Trecho
+---+
31 Out 2025 - 15h36Por Lourival Izaque
De ex-alcoólatra a referência no atletismo: a história de superação de Joãozinho Corredor -

Por anos, o palco da vida de João Carlos Teixeira, de 58 anos, conhecido carinhosamente como “Joãozinho Corredor”, foi marcado pelo alcoolismo. 

Nascido e criado em São Carlos, ele viveu intensamente os altos e baixos de quem enfrenta uma dependência que, como ele mesmo define, “não tem cura, é uma doença”. 

Foram 16 anos mergulhado no vício, período em que perdeu a saúde, a dignidade e, por pouco, a família.

Mas a virada veio de um lugar improvável: o esporte. Mais precisamente, a corrida. Hoje, Joãozinho é símbolo de superação e exemplo de transformação. Conhecido nas ruas, nas pistas e nas provas de atletismo da cidade, ele trocou os copos de bebida por quilômetros percorridos e medalhas conquistadas.
+---+
Dados de reconhecimento da estrutura do documento
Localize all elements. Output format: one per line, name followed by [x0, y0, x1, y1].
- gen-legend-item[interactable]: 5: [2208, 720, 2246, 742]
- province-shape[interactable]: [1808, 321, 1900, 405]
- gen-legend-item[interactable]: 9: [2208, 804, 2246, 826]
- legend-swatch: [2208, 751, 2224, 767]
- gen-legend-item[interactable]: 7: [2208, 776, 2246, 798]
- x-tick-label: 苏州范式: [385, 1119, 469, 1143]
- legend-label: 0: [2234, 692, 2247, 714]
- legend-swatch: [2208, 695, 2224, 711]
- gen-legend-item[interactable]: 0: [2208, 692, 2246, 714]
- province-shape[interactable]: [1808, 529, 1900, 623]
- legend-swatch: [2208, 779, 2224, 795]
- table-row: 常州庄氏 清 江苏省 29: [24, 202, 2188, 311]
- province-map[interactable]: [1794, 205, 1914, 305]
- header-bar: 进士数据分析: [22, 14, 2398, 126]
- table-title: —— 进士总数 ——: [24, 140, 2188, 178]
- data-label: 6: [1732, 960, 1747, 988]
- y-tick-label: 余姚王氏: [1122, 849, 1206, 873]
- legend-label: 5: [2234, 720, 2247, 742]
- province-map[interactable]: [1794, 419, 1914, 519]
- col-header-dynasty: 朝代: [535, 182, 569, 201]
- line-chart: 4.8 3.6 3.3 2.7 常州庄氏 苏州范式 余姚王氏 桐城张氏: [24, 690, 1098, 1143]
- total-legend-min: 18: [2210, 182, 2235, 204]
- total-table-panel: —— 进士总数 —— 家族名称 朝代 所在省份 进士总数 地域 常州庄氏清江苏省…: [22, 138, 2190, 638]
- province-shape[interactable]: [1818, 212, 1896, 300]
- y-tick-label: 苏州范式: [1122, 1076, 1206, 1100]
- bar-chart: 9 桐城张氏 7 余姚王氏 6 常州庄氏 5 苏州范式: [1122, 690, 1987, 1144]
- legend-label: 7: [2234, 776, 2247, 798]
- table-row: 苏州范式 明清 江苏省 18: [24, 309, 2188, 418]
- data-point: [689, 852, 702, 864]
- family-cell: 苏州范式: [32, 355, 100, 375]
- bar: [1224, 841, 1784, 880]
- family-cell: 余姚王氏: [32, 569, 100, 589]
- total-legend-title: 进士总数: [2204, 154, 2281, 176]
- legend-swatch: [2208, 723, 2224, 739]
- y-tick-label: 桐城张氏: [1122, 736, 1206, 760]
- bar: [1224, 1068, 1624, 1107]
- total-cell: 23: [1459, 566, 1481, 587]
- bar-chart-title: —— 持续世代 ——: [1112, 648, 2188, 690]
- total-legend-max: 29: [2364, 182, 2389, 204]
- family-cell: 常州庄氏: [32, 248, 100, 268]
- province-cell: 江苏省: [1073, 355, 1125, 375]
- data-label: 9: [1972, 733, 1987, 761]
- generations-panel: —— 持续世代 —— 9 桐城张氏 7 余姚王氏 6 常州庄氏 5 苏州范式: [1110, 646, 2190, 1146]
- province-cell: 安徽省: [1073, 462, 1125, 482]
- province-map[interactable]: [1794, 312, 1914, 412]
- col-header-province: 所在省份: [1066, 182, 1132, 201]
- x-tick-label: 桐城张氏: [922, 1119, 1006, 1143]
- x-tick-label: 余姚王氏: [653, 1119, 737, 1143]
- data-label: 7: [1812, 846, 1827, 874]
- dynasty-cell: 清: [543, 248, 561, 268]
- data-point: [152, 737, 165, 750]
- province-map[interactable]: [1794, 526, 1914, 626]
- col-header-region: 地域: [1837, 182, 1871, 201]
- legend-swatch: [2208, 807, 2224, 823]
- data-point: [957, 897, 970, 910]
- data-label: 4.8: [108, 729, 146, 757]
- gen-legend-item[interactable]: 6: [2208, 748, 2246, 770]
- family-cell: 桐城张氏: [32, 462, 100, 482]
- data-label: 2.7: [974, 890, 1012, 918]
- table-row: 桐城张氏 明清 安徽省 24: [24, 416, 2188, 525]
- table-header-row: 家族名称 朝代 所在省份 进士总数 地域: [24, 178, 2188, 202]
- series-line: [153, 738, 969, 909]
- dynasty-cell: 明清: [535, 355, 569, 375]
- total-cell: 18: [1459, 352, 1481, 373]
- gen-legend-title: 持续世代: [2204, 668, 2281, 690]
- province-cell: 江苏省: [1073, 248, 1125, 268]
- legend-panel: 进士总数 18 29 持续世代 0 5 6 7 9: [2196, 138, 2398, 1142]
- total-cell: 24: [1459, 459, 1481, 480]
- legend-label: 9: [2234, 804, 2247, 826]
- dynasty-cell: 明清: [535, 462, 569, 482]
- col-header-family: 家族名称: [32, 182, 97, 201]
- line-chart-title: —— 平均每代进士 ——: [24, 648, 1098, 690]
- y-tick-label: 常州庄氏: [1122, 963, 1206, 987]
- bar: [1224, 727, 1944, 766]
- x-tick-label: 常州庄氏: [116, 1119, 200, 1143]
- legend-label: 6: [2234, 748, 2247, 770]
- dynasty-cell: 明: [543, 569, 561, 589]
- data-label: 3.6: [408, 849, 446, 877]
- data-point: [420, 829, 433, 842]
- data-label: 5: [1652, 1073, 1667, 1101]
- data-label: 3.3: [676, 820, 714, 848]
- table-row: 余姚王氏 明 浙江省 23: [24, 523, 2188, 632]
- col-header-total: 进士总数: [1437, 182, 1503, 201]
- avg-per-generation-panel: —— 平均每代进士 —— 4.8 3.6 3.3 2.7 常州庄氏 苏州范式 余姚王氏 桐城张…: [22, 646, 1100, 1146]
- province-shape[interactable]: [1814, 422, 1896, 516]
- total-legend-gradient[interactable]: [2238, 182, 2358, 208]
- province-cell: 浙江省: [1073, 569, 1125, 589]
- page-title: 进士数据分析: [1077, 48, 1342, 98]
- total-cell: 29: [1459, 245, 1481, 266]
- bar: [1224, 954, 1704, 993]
+---+
Conjunto de tarefas
(a) Segundo o trecho sobre Joãozinho Corredor, por quantos anos ele ficou mergulhado no vício?
(b) Prossiga com o trecho sobre a superação de Joãozinho Corredor a partir da última frase mostrada.

Resultados por tarefa
(a) Por 16 anos.

(b)
“Comecei com o karatê há mais de 30 anos. Era uma forma de tentar melhorar minha disciplina e o condicionamento físico. Mas, para evoluir no karatê, me recomendaram correr. Quando comecei, me apaixonei. O bichinho da corrida me picou e nunca mais parei”, relembra.

O começo, porém, não foi fácil. Sem dinheiro para comprar um tênis adequado, João usava o que tinha: um par de futsal. As dores nas canelas eram constantes, mas a vontade de mudar de vida falava mais alto.

“Na época eu ainda bebia. Saía com os amigos quase todos os dias. Mas chegou um momento em que precisei escolher: ou continuava naquele caminho, ou abraçava a corrida de vez. 

Porque não dá pra beber à noite e treinar de manhã. O corpo cobra.”

A escolha foi pela vida. “Já faz 28 anos que larguei o álcool. Não foi fácil, mas a corrida me deu um prazer muito maior do que qualquer bebida. Acordar bem, com disposição, ter saúde... isso não tem preço.”

Com o tempo, Joãozinho não só se tornou um corredor premiado, com diversos pódios em provas de rua e atletismo de pista, como também encontrou um novo propósito: ser atleta-guia de deficientes visuais.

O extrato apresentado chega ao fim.